Stored data entries:
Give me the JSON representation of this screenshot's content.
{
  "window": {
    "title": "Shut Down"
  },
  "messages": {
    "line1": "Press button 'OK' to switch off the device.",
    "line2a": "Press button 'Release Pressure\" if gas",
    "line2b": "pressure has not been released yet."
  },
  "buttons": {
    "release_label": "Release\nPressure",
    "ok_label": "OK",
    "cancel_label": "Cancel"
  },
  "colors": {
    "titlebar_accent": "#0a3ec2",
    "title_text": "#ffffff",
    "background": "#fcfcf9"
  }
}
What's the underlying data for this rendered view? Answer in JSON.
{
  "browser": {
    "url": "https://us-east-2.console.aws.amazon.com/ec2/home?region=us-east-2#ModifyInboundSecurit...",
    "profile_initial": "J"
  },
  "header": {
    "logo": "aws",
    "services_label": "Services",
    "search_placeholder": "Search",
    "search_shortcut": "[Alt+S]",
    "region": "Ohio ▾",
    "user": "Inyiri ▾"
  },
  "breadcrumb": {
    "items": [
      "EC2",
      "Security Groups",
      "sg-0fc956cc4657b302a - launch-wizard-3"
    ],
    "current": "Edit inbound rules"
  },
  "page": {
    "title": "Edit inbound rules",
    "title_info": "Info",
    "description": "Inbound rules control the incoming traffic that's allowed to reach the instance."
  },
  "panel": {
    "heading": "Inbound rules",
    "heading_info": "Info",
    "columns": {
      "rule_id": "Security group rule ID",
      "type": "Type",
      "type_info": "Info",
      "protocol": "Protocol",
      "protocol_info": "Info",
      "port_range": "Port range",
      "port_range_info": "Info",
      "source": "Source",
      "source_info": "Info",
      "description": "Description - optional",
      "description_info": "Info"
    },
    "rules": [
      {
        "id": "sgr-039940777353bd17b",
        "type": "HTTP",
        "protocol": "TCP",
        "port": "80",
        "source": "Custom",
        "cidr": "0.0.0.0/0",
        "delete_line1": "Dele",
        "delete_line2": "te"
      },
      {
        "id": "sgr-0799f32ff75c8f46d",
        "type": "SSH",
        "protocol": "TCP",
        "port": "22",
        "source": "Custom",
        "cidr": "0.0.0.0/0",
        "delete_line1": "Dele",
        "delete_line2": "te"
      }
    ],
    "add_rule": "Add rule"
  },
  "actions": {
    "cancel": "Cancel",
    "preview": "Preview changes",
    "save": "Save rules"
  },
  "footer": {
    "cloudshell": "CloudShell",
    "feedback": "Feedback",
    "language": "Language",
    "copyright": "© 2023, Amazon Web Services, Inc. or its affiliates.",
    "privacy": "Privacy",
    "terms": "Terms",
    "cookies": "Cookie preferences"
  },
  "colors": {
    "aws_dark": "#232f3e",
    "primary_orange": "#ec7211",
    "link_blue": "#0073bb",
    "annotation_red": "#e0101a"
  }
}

** Task instructions **
In the records above, locate the lines holding the word "region". Copy each of them.

** Expected answer **
    "url": "https://us-east-2.console.aws.amazon.com/ec2/home?region=us-east-2#ModifyInboundSecurit...",
    "region": "Ohio ▾",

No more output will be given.